▸ Exercise prompt
Word for word, quote all of the material, omitting the pictures.
* Start Dataset records *
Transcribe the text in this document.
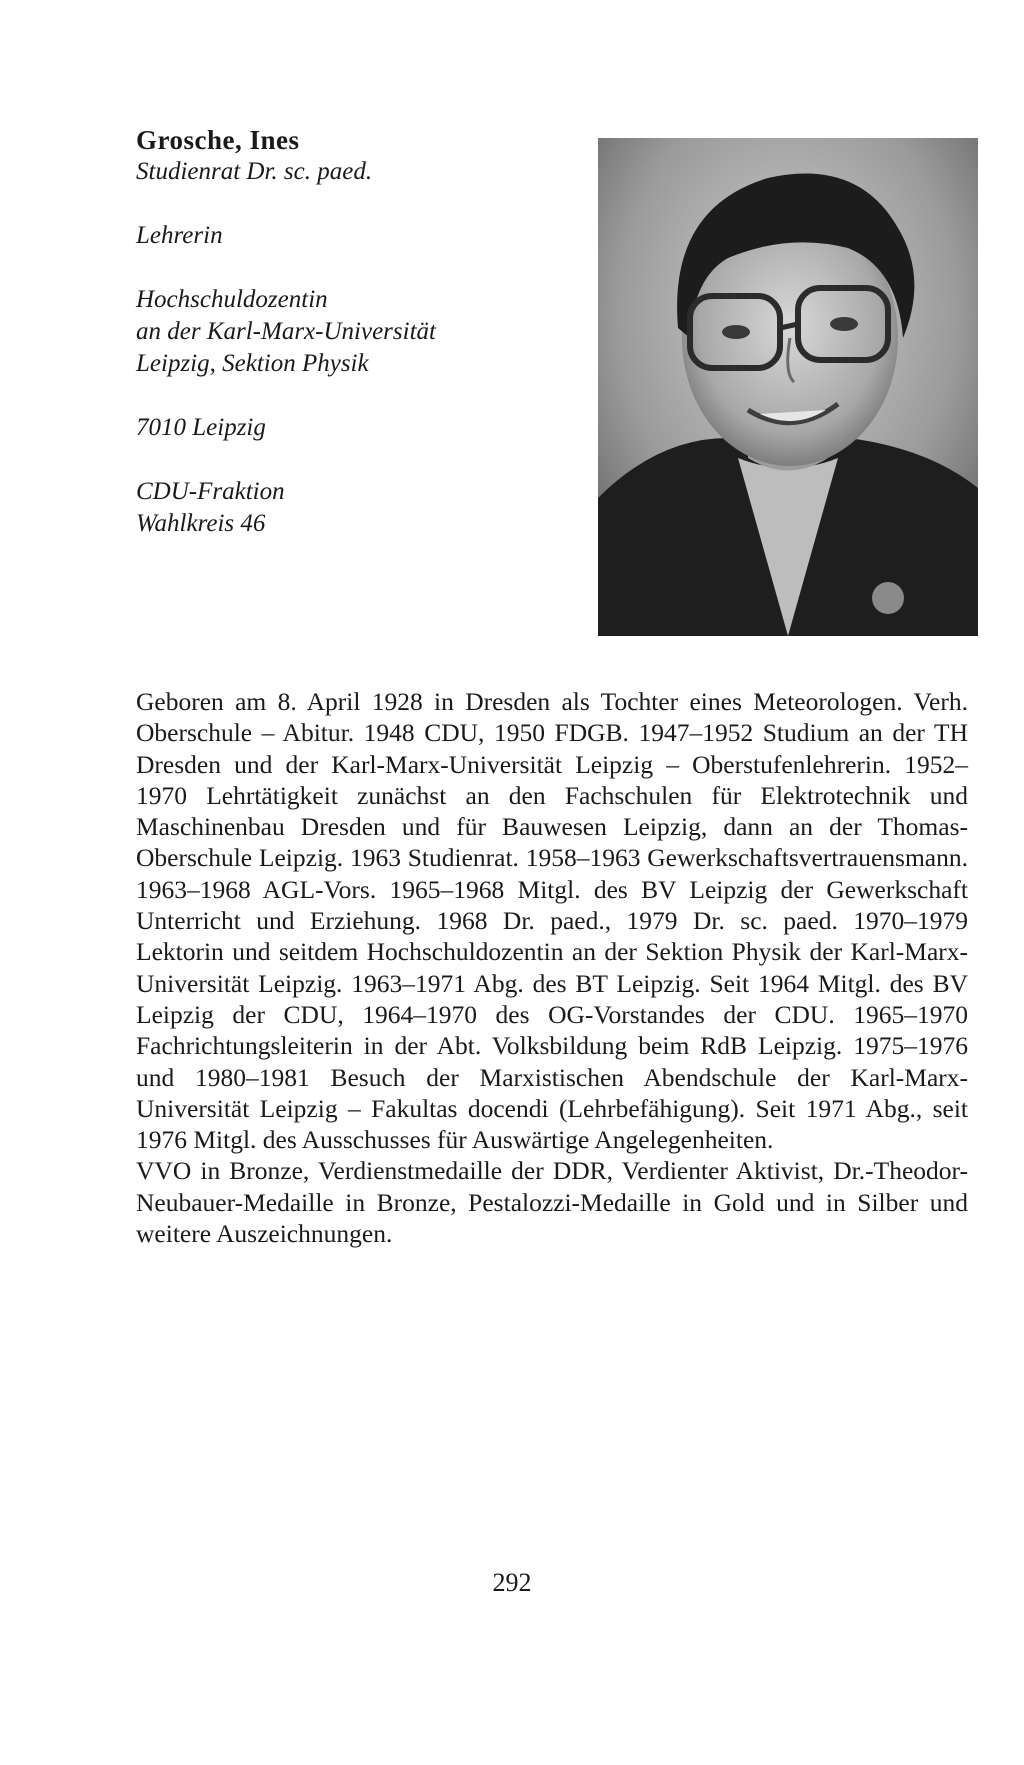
Grosche, Ines
Studienrat Dr. sc. paed.
Lehrerin
Hochschuldozentin
an der Karl-Marx-Universität
Leipzig, Sektion Physik
7010 Leipzig
CDU-Fraktion
Wahlkreis 46

Geboren am 8. April 1928 in Dresden als Tochter eines Meteorologen. Verh. Oberschule – Abitur. 1948 CDU, 1950 FDGB. 1947–1952 Studium an der TH Dresden und der Karl-Marx-Universität Leipzig – Oberstufenlehrerin. 1952–1970 Lehrtätigkeit zunächst an den Fachschulen für Elektrotechnik und Maschinenbau Dresden und für Bauwesen Leipzig, dann an der Thomas-Oberschule Leipzig. 1963 Studienrat. 1958–1963 Gewerkschaftsvertrauensmann. 1963–1968 AGL-Vors. 1965–1968 Mitgl. des BV Leipzig der Gewerkschaft Unterricht und Erziehung. 1968 Dr. paed., 1979 Dr. sc. paed. 1970–1979 Lektorin und seitdem Hochschuldozentin an der Sektion Physik der Karl-Marx-Universität Leipzig. 1963–1971 Abg. des BT Leipzig. Seit 1964 Mitgl. des BV Leipzig der CDU, 1964–1970 des OG-Vorstandes der CDU. 1965–1970 Fachrichtungsleiterin in der Abt. Volksbildung beim RdB Leipzig. 1975–1976 und 1980–1981 Besuch der Marxistischen Abendschule der Karl-Marx-Universität Leipzig – Fakultas docendi (Lehrbefähigung). Seit 1971 Abg., seit 1976 Mitgl. des Ausschusses für Auswärtige Angelegenheiten.

VVO in Bronze, Verdienstmedaille der DDR, Verdienter Aktivist, Dr.-Theodor-Neubauer-Medaille in Bronze, Pestalozzi-Medaille in Gold und in Silber und weitere Auszeichnungen.

292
* End Dataset records *
▸ Response
Transcribe the text in this document.
Grosche, Ines
Studienrat Dr. sc. paed.
Lehrerin
Hochschuldozentin
an der Karl-Marx-Universität
Leipzig, Sektion Physik
7010 Leipzig
CDU-Fraktion
Wahlkreis 46

Geboren am 8. April 1928 in Dresden als Tochter eines Meteorologen. Verh. Oberschule – Abitur. 1948 CDU, 1950 FDGB. 1947–1952 Studium an der TH Dresden und der Karl-Marx-Universität Leipzig – Oberstufenlehrerin. 1952–1970 Lehrtätigkeit zunächst an den Fachschulen für Elektrotechnik und Maschinenbau Dresden und für Bauwesen Leipzig, dann an der Thomas-Oberschule Leipzig. 1963 Studienrat. 1958–1963 Gewerkschaftsvertrauensmann. 1963–1968 AGL-Vors. 1965–1968 Mitgl. des BV Leipzig der Gewerkschaft Unterricht und Erziehung. 1968 Dr. paed., 1979 Dr. sc. paed. 1970–1979 Lektorin und seitdem Hochschuldozentin an der Sektion Physik der Karl-Marx-Universität Leipzig. 1963–1971 Abg. des BT Leipzig. Seit 1964 Mitgl. des BV Leipzig der CDU, 1964–1970 des OG-Vorstandes der CDU. 1965–1970 Fachrichtungsleiterin in der Abt. Volksbildung beim RdB Leipzig. 1975–1976 und 1980–1981 Besuch der Marxistischen Abendschule der Karl-Marx-Universität Leipzig – Fakultas docendi (Lehrbefähigung). Seit 1971 Abg., seit 1976 Mitgl. des Ausschusses für Auswärtige Angelegenheiten.

VVO in Bronze, Verdienstmedaille der DDR, Verdienter Aktivist, Dr.-Theodor-Neubauer-Medaille in Bronze, Pestalozzi-Medaille in Gold und in Silber und weitere Auszeichnungen.

292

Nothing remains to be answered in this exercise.